▶ _SET PROBLEM_
Identify each line below that contains the word "römischen", and copy it out.

▶ _DATA SECTION_
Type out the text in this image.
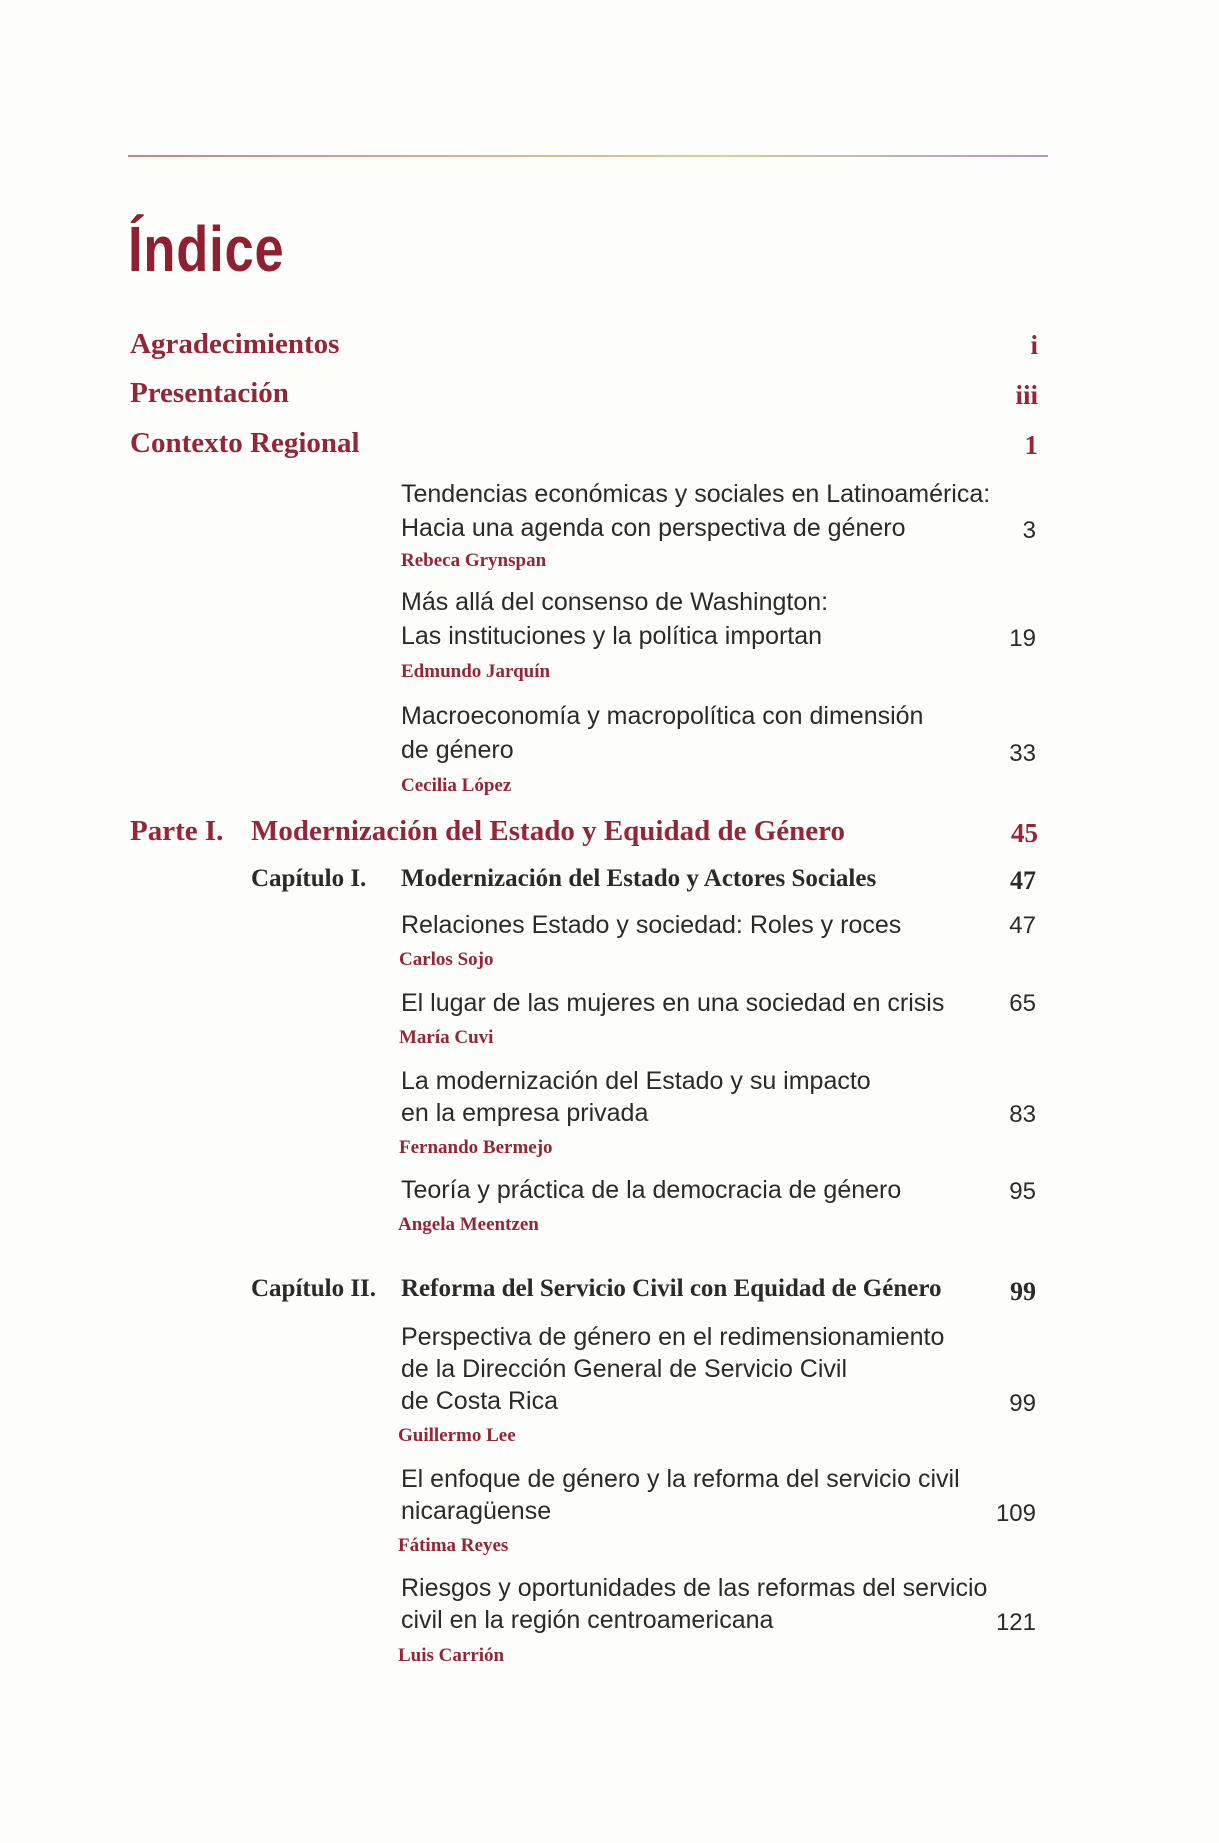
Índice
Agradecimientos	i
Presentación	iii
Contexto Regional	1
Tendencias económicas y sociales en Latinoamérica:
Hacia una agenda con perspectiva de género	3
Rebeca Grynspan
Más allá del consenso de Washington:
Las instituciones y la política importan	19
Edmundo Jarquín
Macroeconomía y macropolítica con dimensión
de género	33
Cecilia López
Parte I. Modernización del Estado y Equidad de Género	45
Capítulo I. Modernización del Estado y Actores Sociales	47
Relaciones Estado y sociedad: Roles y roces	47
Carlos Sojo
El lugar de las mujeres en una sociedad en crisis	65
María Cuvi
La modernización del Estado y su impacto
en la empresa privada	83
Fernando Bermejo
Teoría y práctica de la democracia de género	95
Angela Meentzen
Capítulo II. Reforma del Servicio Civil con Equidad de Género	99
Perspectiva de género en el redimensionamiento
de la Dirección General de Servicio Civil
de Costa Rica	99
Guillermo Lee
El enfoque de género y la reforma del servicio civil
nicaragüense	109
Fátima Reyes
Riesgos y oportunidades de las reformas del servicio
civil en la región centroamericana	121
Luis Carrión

==

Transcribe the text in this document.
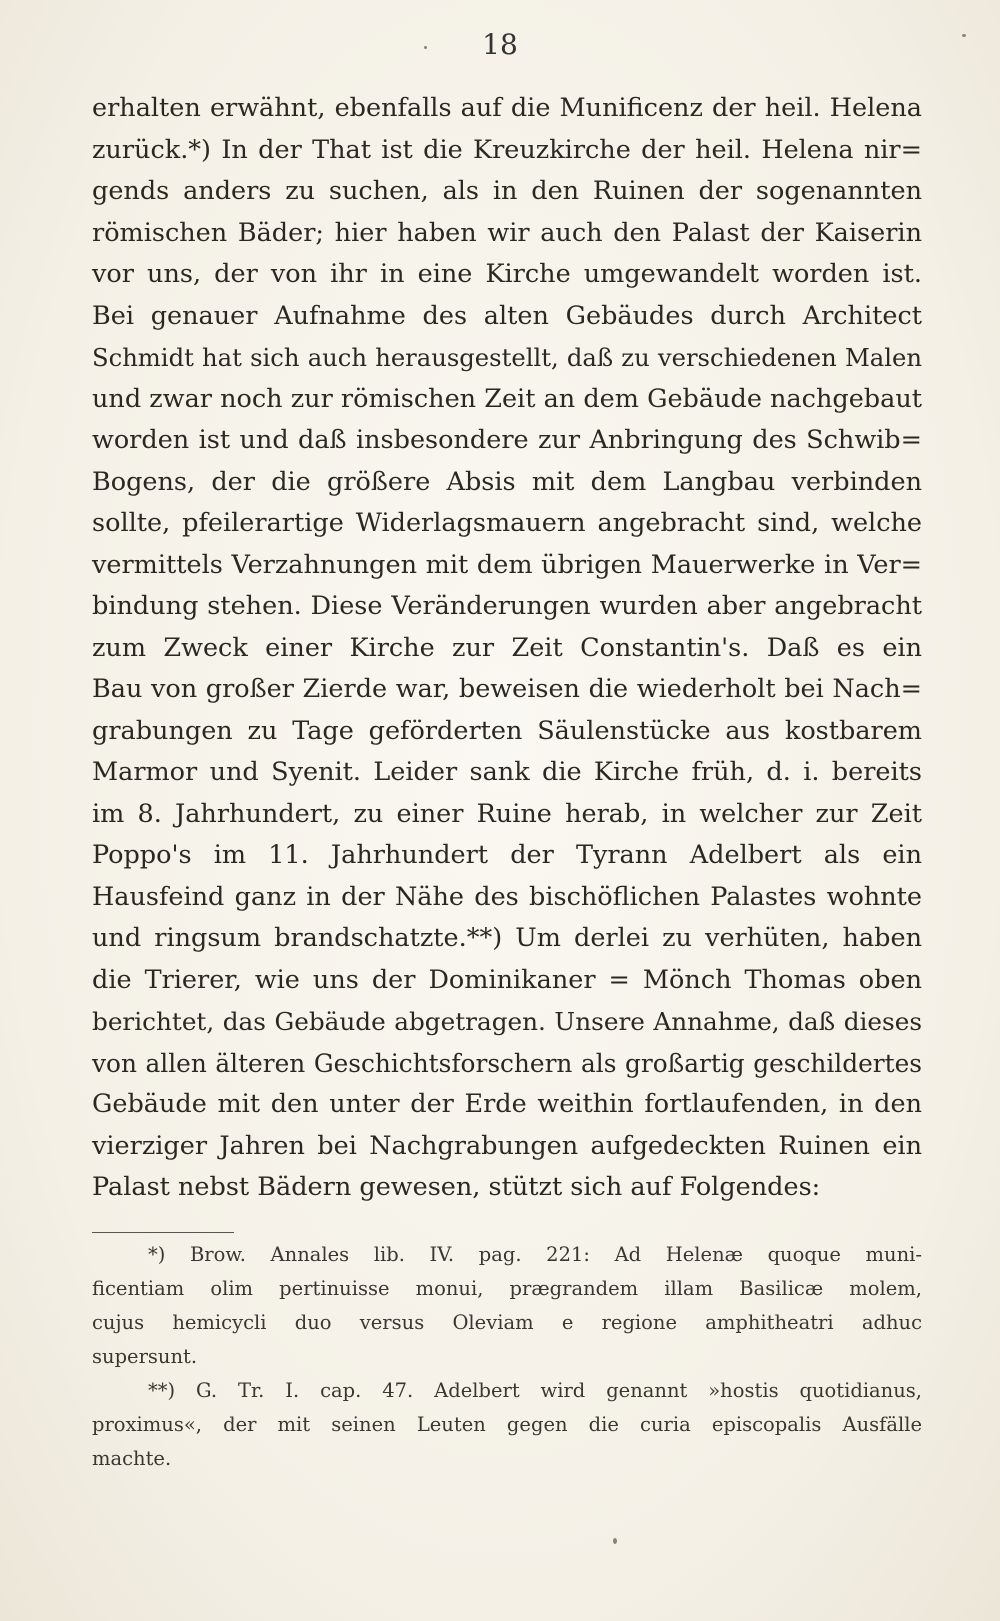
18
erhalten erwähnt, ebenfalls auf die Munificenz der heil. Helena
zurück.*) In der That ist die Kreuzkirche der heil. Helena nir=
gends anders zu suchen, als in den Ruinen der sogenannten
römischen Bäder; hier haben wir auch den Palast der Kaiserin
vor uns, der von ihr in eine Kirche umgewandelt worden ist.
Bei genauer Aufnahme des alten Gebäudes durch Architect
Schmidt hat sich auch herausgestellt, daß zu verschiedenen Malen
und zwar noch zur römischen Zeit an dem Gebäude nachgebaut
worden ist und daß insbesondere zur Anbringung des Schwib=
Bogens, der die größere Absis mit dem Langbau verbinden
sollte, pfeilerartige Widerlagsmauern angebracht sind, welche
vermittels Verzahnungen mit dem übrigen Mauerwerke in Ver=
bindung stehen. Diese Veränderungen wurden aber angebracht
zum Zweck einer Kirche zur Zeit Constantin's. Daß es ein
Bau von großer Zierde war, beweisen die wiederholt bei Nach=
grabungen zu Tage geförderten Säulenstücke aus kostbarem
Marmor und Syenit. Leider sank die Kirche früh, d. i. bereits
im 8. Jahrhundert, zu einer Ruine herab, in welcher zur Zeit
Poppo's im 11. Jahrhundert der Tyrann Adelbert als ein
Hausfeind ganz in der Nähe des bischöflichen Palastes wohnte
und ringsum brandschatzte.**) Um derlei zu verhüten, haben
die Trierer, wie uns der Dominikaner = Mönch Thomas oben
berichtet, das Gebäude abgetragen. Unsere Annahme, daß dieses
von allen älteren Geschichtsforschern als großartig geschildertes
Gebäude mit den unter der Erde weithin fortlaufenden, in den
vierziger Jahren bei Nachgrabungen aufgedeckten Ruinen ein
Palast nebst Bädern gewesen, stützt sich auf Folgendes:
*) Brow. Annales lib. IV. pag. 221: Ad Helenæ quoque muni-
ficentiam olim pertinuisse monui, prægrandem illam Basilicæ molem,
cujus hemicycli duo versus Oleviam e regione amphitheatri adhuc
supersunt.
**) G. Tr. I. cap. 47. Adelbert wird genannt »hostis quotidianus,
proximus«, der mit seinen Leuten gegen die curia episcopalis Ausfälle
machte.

▶ _WRITTEN ANSWER_
römischen Bäder; hier haben wir auch den Palast der Kaiserin
und zwar noch zur römischen Zeit an dem Gebäude nachgebaut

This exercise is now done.